* **Goal of the exercise**
Copy out every line of the records where the string "mois" occurs.

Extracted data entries
++++++++
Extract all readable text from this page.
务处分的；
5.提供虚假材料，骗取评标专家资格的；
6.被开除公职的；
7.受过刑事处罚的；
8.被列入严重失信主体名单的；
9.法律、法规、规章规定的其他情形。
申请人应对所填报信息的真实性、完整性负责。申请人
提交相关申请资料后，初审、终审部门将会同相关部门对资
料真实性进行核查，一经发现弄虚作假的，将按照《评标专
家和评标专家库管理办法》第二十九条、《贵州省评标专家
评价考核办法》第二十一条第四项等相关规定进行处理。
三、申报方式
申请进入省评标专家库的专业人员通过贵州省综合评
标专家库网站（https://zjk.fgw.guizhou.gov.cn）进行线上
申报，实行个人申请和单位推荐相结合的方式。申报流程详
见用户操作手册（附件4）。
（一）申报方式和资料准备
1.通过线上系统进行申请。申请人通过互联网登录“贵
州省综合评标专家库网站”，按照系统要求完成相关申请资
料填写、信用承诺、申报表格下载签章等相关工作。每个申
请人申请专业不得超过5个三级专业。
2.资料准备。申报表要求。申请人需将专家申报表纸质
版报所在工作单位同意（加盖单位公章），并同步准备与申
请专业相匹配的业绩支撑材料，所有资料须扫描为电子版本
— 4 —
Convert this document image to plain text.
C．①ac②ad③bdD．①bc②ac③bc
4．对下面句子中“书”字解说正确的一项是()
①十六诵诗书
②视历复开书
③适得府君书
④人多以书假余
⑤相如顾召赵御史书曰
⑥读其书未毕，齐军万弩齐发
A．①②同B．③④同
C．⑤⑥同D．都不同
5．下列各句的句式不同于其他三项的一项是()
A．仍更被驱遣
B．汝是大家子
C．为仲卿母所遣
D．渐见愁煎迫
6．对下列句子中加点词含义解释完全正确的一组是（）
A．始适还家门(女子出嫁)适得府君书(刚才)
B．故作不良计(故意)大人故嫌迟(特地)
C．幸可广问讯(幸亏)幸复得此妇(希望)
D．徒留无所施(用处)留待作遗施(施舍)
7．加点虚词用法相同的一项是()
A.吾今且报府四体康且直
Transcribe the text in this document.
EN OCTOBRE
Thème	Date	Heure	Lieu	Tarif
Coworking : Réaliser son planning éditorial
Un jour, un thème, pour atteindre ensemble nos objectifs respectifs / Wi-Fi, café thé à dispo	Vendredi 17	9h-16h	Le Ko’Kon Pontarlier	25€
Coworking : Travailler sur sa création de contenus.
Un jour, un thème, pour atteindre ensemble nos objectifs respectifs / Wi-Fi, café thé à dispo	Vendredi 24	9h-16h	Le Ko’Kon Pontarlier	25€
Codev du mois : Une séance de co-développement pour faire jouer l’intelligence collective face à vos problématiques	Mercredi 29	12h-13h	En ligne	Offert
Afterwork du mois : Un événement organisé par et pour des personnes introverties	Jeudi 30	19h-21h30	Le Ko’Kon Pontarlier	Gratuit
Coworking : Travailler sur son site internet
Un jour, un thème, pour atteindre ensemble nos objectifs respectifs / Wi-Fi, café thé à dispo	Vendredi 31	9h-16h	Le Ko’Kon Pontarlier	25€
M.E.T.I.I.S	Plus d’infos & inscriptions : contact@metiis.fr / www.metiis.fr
++++++++
* **The answer**
Codev du mois : Une séance de co-développement pour faire jouer l’intelligence collective face à vos problématiques	Mercredi 29	12h-13h	En ligne	Offert
Afterwork du mois : Un événement organisé par et pour des personnes introverties	Jeudi 30	19h-21h30	Le Ko’Kon Pontarlier	Gratuit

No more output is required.